■ **Description of the task**: Would you extract the whole listing below and retype it exactly?

** START OF Items **

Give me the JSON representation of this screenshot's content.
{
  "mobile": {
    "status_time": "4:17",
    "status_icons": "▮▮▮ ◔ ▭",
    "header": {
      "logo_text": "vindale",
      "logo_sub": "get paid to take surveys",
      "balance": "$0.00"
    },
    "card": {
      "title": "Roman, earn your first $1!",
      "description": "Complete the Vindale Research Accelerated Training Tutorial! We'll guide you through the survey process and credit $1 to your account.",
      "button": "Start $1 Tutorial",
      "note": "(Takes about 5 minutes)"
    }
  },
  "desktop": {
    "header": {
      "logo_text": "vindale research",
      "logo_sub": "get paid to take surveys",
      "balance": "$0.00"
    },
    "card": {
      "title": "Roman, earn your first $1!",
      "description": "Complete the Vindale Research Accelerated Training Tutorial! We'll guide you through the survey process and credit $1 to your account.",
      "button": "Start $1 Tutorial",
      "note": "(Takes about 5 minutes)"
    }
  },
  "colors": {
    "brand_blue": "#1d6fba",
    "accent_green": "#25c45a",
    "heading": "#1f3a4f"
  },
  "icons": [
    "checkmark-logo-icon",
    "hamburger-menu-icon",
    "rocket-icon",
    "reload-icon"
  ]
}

** END OF Items **

■ **Solution to this problem**:
Give me the JSON representation of this screenshot's content.
{
  "mobile": {
    "status_time": "4:17",
    "status_icons": "▮▮▮ ◔ ▭",
    "header": {
      "logo_text": "vindale",
      "logo_sub": "get paid to take surveys",
      "balance": "$0.00"
    },
    "card": {
      "title": "Roman, earn your first $1!",
      "description": "Complete the Vindale Research Accelerated Training Tutorial! We'll guide you through the survey process and credit $1 to your account.",
      "button": "Start $1 Tutorial",
      "note": "(Takes about 5 minutes)"
    }
  },
  "desktop": {
    "header": {
      "logo_text": "vindale research",
      "logo_sub": "get paid to take surveys",
      "balance": "$0.00"
    },
    "card": {
      "title": "Roman, earn your first $1!",
      "description": "Complete the Vindale Research Accelerated Training Tutorial! We'll guide you through the survey process and credit $1 to your account.",
      "button": "Start $1 Tutorial",
      "note": "(Takes about 5 minutes)"
    }
  },
  "colors": {
    "brand_blue": "#1d6fba",
    "accent_green": "#25c45a",
    "heading": "#1f3a4f"
  },
  "icons": [
    "checkmark-logo-icon",
    "hamburger-menu-icon",
    "rocket-icon",
    "reload-icon"
  ]
}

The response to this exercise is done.